INSTRUCTION: Check every line of the entries that follow, and copy the ones containing "Displacement".

GIVEN ENTRIES:
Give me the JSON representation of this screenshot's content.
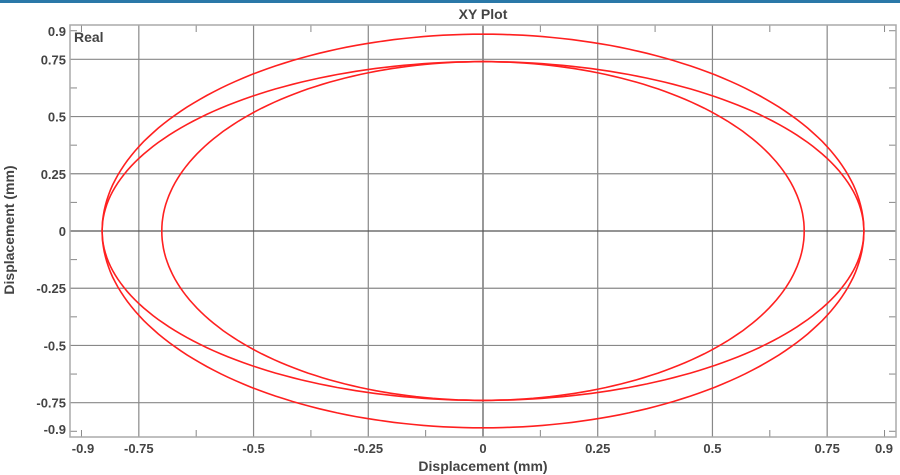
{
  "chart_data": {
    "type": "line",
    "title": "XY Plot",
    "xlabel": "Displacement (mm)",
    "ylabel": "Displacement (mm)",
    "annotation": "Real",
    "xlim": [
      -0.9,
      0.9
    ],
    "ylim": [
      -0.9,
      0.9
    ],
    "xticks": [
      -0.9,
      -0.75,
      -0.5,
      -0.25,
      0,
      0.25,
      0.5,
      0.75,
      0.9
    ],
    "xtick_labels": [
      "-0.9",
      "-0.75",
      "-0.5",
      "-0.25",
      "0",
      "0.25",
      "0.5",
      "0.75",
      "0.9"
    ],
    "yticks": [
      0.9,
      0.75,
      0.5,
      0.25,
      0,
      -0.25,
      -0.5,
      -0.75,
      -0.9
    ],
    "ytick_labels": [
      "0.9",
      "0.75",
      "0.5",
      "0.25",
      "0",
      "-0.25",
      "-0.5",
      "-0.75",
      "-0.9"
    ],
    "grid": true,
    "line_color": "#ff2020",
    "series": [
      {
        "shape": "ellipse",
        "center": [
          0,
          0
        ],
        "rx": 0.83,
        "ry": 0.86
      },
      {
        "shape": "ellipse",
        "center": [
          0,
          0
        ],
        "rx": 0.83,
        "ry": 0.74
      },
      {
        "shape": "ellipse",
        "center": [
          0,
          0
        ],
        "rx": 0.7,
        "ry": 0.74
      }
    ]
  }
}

EXERCISE RESPONSE:
    "xlabel": "Displacement (mm)",
    "ylabel": "Displacement (mm)",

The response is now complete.